# Given exercise 1
In the excerpt about corruption during WAL replay, what did Kyotaro Horiguchi change delayChkpt to?

-- START OF Excerpt --

Re: Corruption during WAL replay

From
Daniel Shelepanov
Date:
On 27.09.2021 11:30, Kyotaro Horiguchi wrote:
> Thank you for the comments! (Sorry for the late resopnse.)
>
> At Tue, 10 Aug 2021 14:14:05 -0400, Robert Haas <robertmhaas@gmail.com> wrote in
>> On Thu, Mar 4, 2021 at 10:01 PM Kyotaro Horiguchi
>> <horikyota.ntt@gmail.com> wrote:
>>> The patch assumed that CHKPT_START/COMPLETE barrier are exclusively
>>> used each other, but MarkBufferDirtyHint which delays checkpoint start
>>> is called in RelationTruncate while delaying checkpoint completion.
>>> That is not a strange nor harmful behavior.  I changed delayChkpt to a
>>> bitmap integer from an enum so that both barrier are separately
>>> triggered.
>>>
>>> I'm not sure this is the way to go here, though.  This fixes the issue
>>> of a crash during RelationTruncate, but the issue of smgrtruncate
>>> failure during RelationTruncate still remains (unless we treat that
>>> failure as PANIC?).

-- END OF Excerpt --
-- START OF Input records --

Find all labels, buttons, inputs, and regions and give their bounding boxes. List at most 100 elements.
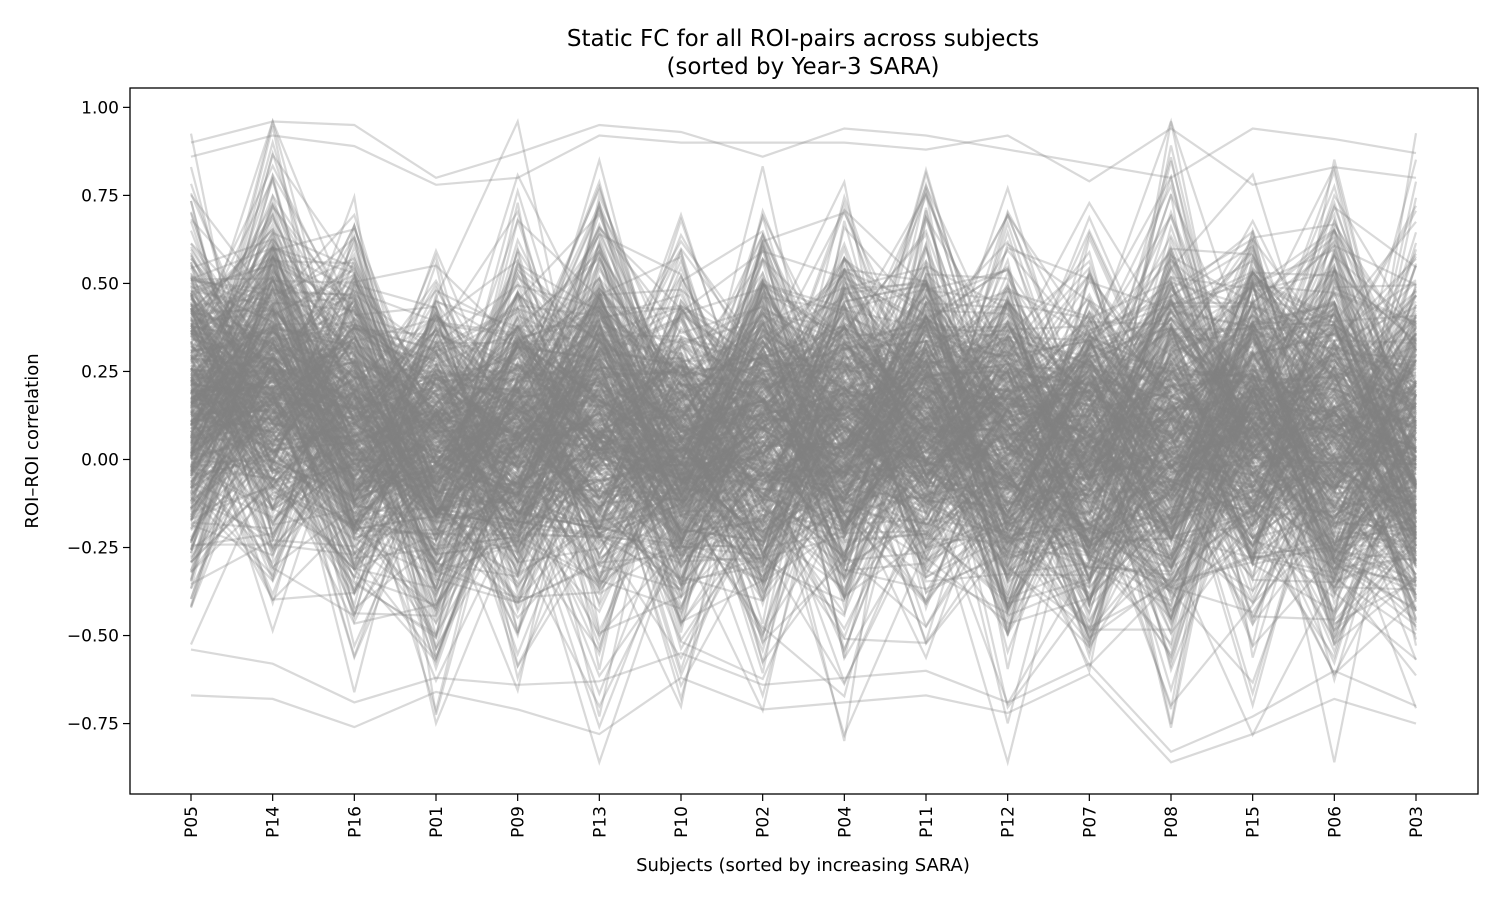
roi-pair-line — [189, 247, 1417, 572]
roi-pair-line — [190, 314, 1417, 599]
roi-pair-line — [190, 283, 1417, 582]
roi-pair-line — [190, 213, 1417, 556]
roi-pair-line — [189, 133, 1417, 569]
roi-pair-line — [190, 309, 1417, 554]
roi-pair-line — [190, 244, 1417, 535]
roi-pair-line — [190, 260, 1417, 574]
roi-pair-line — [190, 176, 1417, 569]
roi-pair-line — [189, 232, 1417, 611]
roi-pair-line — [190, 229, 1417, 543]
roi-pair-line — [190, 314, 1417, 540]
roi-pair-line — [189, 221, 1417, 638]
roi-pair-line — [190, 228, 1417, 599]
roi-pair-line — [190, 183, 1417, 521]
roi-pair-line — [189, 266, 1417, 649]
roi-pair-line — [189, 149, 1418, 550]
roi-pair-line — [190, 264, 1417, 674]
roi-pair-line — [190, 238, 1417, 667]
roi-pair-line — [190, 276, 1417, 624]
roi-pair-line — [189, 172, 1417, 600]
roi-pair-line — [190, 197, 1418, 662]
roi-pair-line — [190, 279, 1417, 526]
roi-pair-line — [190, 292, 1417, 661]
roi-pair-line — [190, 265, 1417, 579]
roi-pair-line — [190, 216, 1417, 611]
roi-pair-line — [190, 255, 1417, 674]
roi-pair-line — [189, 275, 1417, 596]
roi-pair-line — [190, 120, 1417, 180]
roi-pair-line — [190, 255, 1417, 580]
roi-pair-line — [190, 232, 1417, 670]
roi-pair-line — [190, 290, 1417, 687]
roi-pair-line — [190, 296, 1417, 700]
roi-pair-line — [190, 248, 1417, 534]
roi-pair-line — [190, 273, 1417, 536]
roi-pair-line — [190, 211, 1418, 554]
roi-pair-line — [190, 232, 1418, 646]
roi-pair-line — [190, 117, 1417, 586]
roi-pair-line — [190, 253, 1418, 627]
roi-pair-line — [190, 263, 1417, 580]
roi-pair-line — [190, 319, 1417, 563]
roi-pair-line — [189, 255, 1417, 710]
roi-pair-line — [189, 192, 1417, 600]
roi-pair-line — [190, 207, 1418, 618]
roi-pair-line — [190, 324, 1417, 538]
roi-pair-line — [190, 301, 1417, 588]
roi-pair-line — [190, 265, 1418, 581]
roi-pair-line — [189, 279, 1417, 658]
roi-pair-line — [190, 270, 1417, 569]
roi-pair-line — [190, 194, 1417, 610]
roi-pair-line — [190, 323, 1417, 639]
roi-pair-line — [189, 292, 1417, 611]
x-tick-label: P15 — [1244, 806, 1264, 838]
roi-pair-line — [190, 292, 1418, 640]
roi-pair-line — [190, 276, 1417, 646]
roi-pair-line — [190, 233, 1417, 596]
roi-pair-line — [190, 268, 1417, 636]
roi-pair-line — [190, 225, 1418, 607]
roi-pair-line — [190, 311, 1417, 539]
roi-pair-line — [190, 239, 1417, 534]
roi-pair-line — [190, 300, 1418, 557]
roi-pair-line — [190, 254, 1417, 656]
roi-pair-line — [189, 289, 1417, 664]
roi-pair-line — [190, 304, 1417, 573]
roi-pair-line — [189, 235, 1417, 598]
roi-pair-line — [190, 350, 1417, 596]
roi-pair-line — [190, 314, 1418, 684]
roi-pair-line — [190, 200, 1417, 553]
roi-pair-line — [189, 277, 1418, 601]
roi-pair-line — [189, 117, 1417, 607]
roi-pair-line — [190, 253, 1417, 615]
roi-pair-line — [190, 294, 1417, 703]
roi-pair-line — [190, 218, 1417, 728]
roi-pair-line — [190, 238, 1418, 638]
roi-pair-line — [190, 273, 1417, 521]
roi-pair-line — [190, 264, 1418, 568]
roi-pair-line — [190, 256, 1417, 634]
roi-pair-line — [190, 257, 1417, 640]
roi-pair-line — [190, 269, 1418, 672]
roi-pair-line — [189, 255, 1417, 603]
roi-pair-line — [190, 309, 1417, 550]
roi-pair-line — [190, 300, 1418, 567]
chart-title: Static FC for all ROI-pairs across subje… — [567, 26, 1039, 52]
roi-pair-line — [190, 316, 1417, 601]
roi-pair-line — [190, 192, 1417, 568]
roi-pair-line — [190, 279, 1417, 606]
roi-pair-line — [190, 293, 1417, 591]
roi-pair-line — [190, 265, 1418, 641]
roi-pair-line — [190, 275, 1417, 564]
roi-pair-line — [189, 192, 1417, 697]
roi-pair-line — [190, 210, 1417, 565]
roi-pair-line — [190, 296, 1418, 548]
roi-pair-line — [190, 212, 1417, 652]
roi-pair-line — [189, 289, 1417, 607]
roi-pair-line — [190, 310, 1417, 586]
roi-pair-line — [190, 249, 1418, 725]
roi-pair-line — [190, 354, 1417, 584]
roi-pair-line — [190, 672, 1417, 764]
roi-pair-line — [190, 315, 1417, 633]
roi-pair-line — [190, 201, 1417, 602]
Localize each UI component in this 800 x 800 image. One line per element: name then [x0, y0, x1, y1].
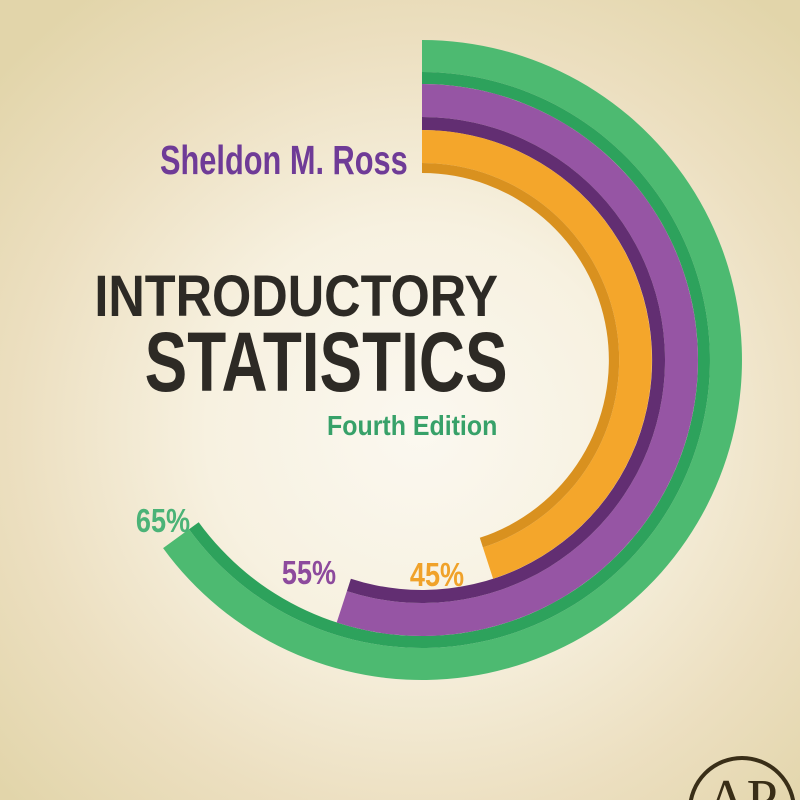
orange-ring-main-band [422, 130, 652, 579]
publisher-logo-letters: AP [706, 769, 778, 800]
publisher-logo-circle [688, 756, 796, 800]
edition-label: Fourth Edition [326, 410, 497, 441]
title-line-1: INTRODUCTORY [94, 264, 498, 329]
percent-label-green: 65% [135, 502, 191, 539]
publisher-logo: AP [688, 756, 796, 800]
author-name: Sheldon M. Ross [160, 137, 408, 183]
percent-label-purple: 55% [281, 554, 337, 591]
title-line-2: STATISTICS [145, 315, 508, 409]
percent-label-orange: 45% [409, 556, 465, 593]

-- END OF Input records --

# Given exercise 2
Give the lines of the entries from the line containing "orange-ring-main-band [422, 130, 652, 579]" up to and including the final line of the entries as a Markdown table with the columns Row and Line, leaving out any blank lines.

# Solution 1
A bitmap integer, changed from an enum.

# Solution 2
| Row | Line |
|---|---|
| 1 | orange-ring-main-band [422, 130, 652, 579] |
| 2 | publisher-logo-letters: AP [706, 769, 778, 800] |
| 3 | publisher-logo-circle [688, 756, 796, 800] |
| 4 | edition-label: Fourth Edition [326, 410, 497, 441] |
| 5 | title-line-1: INTRODUCTORY [94, 264, 498, 329] |
| 6 | percent-label-green: 65% [135, 502, 191, 539] |
| 7 | publisher-logo: AP [688, 756, 796, 800] |
| 8 | author-name: Sheldon M. Ross [160, 137, 408, 183] |
| 9 | percent-label-purple: 55% [281, 554, 337, 591] |
| 10 | title-line-2: STATISTICS [145, 315, 508, 409] |
| 11 | percent-label-orange: 45% [409, 556, 465, 593] |